:: To do ::
Make an exact copy of the entries, and keep any pictures out of it.

:: Given data ::
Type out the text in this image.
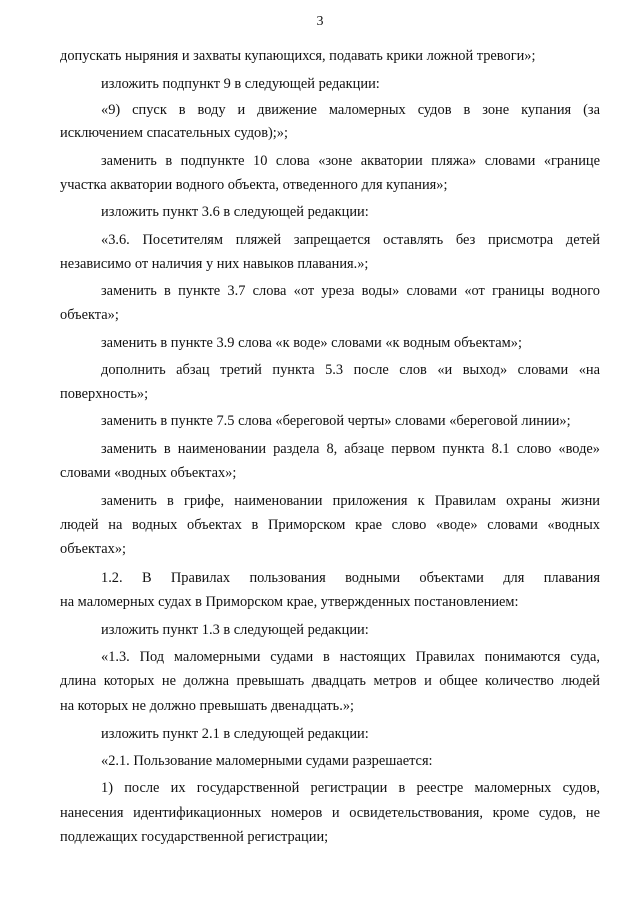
3
допускать ныряния и захваты купающихся, подавать крики ложной тревоги»;
изложить подпункт 9 в следующей редакции:
«9) спуск в воду и движение маломерных судов в зоне купания (за
исключением спасательных судов);»;
заменить в подпункте 10 слова «зоне акватории пляжа» словами «границе
участка акватории водного объекта, отведенного для купания»;
изложить пункт 3.6 в следующей редакции:
«3.6. Посетителям пляжей запрещается оставлять без присмотра детей
независимо от наличия у них навыков плавания.»;
заменить в пункте 3.7 слова «от уреза воды» словами «от границы водного
объекта»;
заменить в пункте 3.9 слова «к воде» словами «к водным объектам»;
дополнить абзац третий пункта 5.3 после слов «и выход» словами «на
поверхность»;
заменить в пункте 7.5 слова «береговой черты» словами «береговой линии»;
заменить в наименовании раздела 8, абзаце первом пункта 8.1 слово «воде»
словами «водных объектах»;
заменить в грифе, наименовании приложения к Правилам охраны жизни
людей на водных объектах в Приморском крае слово «воде» словами «водных
объектах»;
1.2. В Правилах пользования водными объектами для плавания
на маломерных судах в Приморском крае, утвержденных постановлением:
изложить пункт 1.3 в следующей редакции:
«1.3. Под маломерными судами в настоящих Правилах понимаются суда,
длина которых не должна превышать двадцать метров и общее количество людей
на которых не должно превышать двенадцать.»;
изложить пункт 2.1 в следующей редакции:
«2.1. Пользование маломерными судами разрешается:
1) после их государственной регистрации в реестре маломерных судов,
нанесения идентификационных номеров и освидетельствования, кроме судов, не
подлежащих государственной регистрации;
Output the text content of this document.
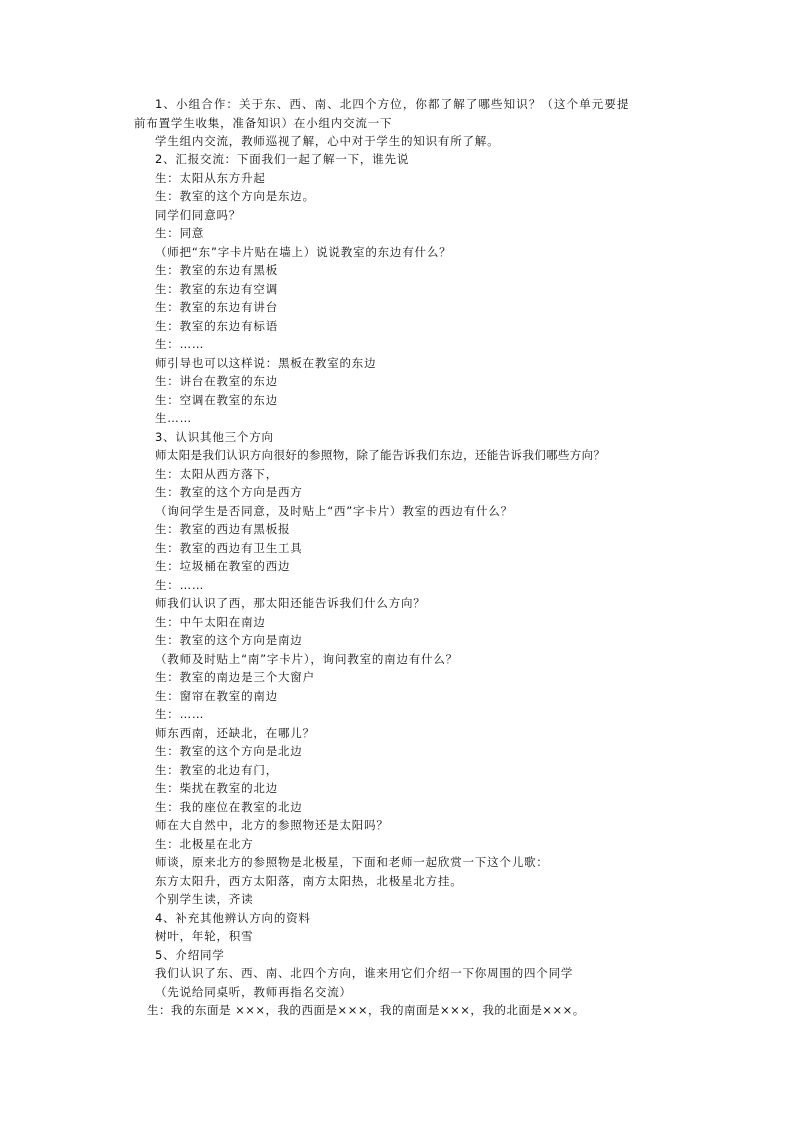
1、小组合作：关于东、西、南、北四个方位，你都了解了哪些知识？（这个单元要提
前布置学生收集，准备知识）在小组内交流一下
学生组内交流，教师巡视了解，心中对于学生的知识有所了解。
2、汇报交流：下面我们一起了解一下，谁先说
生：太阳从东方升起
生：教室的这个方向是东边。
同学们同意吗？
生：同意
（师把“东”字卡片贴在墙上）说说教室的东边有什么？
生：教室的东边有黑板
生：教室的东边有空调
生：教室的东边有讲台
生：教室的东边有标语
生：……
师引导也可以这样说：黑板在教室的东边
生：讲台在教室的东边
生：空调在教室的东边
生……
3、认识其他三个方向
师太阳是我们认识方向很好的参照物，除了能告诉我们东边，还能告诉我们哪些方向？
生：太阳从西方落下，
生：教室的这个方向是西方
（询问学生是否同意，及时贴上“西”字卡片）教室的西边有什么？
生：教室的西边有黑板报
生：教室的西边有卫生工具
生：垃圾桶在教室的西边
生：……
师我们认识了西，那太阳还能告诉我们什么方向？
生：中午太阳在南边
生：教室的这个方向是南边
（教师及时贴上“南”字卡片），询问教室的南边有什么？
生：教室的南边是三个大窗户
生：窗帘在教室的南边
生：……
师东西南，还缺北，在哪儿？
生：教室的这个方向是北边
生：教室的北边有门，
生：柴扰在教室的北边
生：我的座位在教室的北边
师在大自然中，北方的参照物还是太阳吗？
生：北极星在北方
师谈，原来北方的参照物是北极星，下面和老师一起欣赏一下这个儿歌：
东方太阳升，西方太阳落，南方太阳热，北极星北方挂。
个别学生读，齐读
4、补充其他辨认方向的资料
树叶，年轮，积雪
5、介绍同学
我们认识了东、西、南、北四个方向，谁来用它们介绍一下你周围的四个同学
（先说给同桌听，教师再指名交流）
生：我的东面是 ×××，我的西面是×××，我的南面是×××，我的北面是×××。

:: Finished exercise ::
Type out the text in this image.
3
допускать ныряния и захваты купающихся, подавать крики ложной тревоги»;
изложить подпункт 9 в следующей редакции:
«9) спуск в воду и движение маломерных судов в зоне купания (за
исключением спасательных судов);»;
заменить в подпункте 10 слова «зоне акватории пляжа» словами «границе
участка акватории водного объекта, отведенного для купания»;
изложить пункт 3.6 в следующей редакции:
«3.6. Посетителям пляжей запрещается оставлять без присмотра детей
независимо от наличия у них навыков плавания.»;
заменить в пункте 3.7 слова «от уреза воды» словами «от границы водного
объекта»;
заменить в пункте 3.9 слова «к воде» словами «к водным объектам»;
дополнить абзац третий пункта 5.3 после слов «и выход» словами «на
поверхность»;
заменить в пункте 7.5 слова «береговой черты» словами «береговой линии»;
заменить в наименовании раздела 8, абзаце первом пункта 8.1 слово «воде»
словами «водных объектах»;
заменить в грифе, наименовании приложения к Правилам охраны жизни
людей на водных объектах в Приморском крае слово «воде» словами «водных
объектах»;
1.2. В Правилах пользования водными объектами для плавания
на маломерных судах в Приморском крае, утвержденных постановлением:
изложить пункт 1.3 в следующей редакции:
«1.3. Под маломерными судами в настоящих Правилах понимаются суда,
длина которых не должна превышать двадцать метров и общее количество людей
на которых не должно превышать двенадцать.»;
изложить пункт 2.1 в следующей редакции:
«2.1. Пользование маломерными судами разрешается:
1) после их государственной регистрации в реестре маломерных судов,
нанесения идентификационных номеров и освидетельствования, кроме судов, не
подлежащих государственной регистрации;
Output the text content of this document.
1、小组合作：关于东、西、南、北四个方位，你都了解了哪些知识？（这个单元要提
前布置学生收集，准备知识）在小组内交流一下
学生组内交流，教师巡视了解，心中对于学生的知识有所了解。
2、汇报交流：下面我们一起了解一下，谁先说
生：太阳从东方升起
生：教室的这个方向是东边。
同学们同意吗？
生：同意
（师把“东”字卡片贴在墙上）说说教室的东边有什么？
生：教室的东边有黑板
生：教室的东边有空调
生：教室的东边有讲台
生：教室的东边有标语
生：……
师引导也可以这样说：黑板在教室的东边
生：讲台在教室的东边
生：空调在教室的东边
生……
3、认识其他三个方向
师太阳是我们认识方向很好的参照物，除了能告诉我们东边，还能告诉我们哪些方向？
生：太阳从西方落下，
生：教室的这个方向是西方
（询问学生是否同意，及时贴上“西”字卡片）教室的西边有什么？
生：教室的西边有黑板报
生：教室的西边有卫生工具
生：垃圾桶在教室的西边
生：……
师我们认识了西，那太阳还能告诉我们什么方向？
生：中午太阳在南边
生：教室的这个方向是南边
（教师及时贴上“南”字卡片），询问教室的南边有什么？
生：教室的南边是三个大窗户
生：窗帘在教室的南边
生：……
师东西南，还缺北，在哪儿？
生：教室的这个方向是北边
生：教室的北边有门，
生：柴扰在教室的北边
生：我的座位在教室的北边
师在大自然中，北方的参照物还是太阳吗？
生：北极星在北方
师谈，原来北方的参照物是北极星，下面和老师一起欣赏一下这个儿歌：
东方太阳升，西方太阳落，南方太阳热，北极星北方挂。
个别学生读，齐读
4、补充其他辨认方向的资料
树叶，年轮，积雪
5、介绍同学
我们认识了东、西、南、北四个方向，谁来用它们介绍一下你周围的四个同学
（先说给同桌听，教师再指名交流）
生：我的东面是 ×××，我的西面是×××，我的南面是×××，我的北面是×××。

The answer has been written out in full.